Warren Buffett’s net worth has grown 25% annually for 72 years.
He’s the best investor to ever live. And it’s not close.
He started out buying egregiously cheap shares in tiny businesses. Later, he would buy small stakes in larger businesses. And later still, he would swallow entire companies. In the beginning, it was Greif Brothers Cooperage and Western Insurance. Now it’s BNSF and Apple.
But through the years, one opportunity set persisted.
Arbitrage.
“While at Graham-Newman, I made a study of its earnings from arbitrage during the entire 1926-1956 lifespan of the company. Unleveraged returns averaged 20% per year. Starting in 1956, I applied Ben Graham’s arbitrage principles, first at Buffett Partnership and then Berkshire. Though I’ve not made an exact calculation, I have done enough work to know that the 1956-1988 returns averaged well over 20%.” - Warren Buffett
Today, we’ll dive deep into one of Buffett’s arbs.

● ● ● ●

• _Task to carry out_
Rewrite the part of the Buffett passage that begins with "He started out" and ends with "opportunity set persisted.", swapping "Apple" for "Coca-Cola". The material after the Buffett passage is separate from it.

• _Data provided_
● ● ● ●

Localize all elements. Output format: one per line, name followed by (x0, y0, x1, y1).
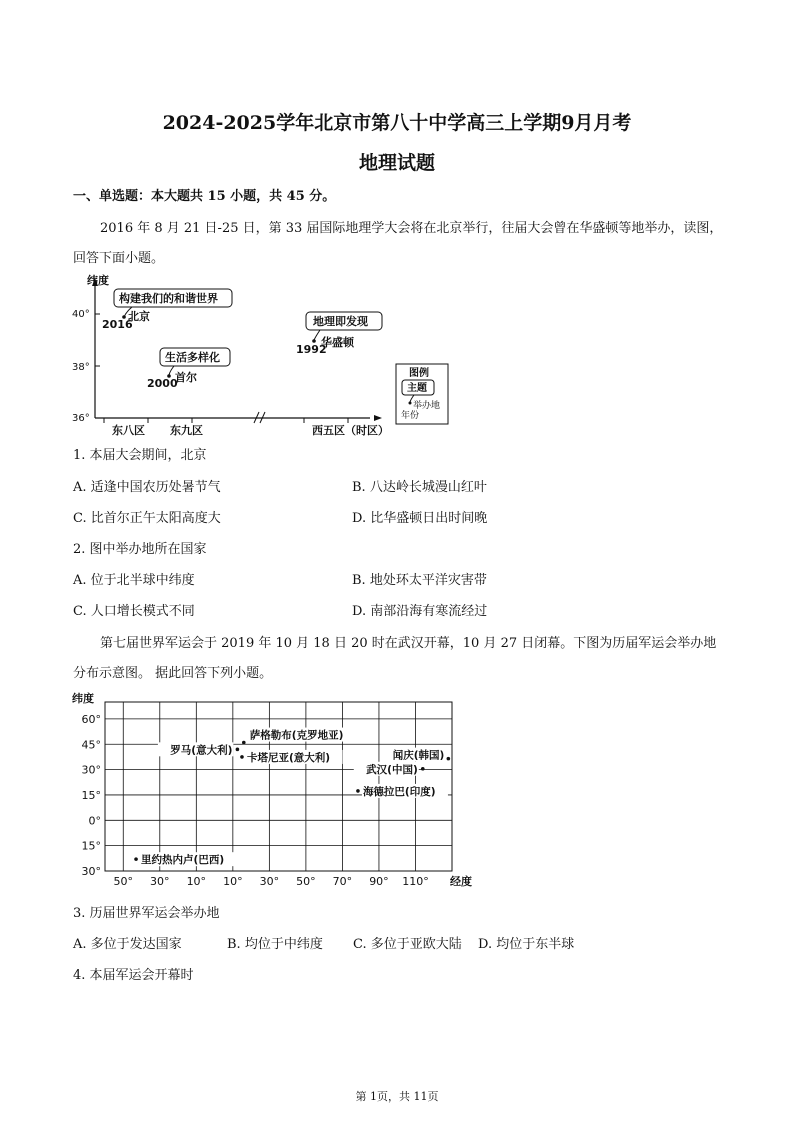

● ● ● ●

• _Result_
He started out buying egregiously cheap shares in tiny businesses. Later, he would buy small stakes in larger businesses. And later still, he would swallow entire companies. In the beginning, it was Greif Brothers Cooperage and Western Insurance. Now it’s BNSF and Coca-Cola.
But through the years, one opportunity set persisted.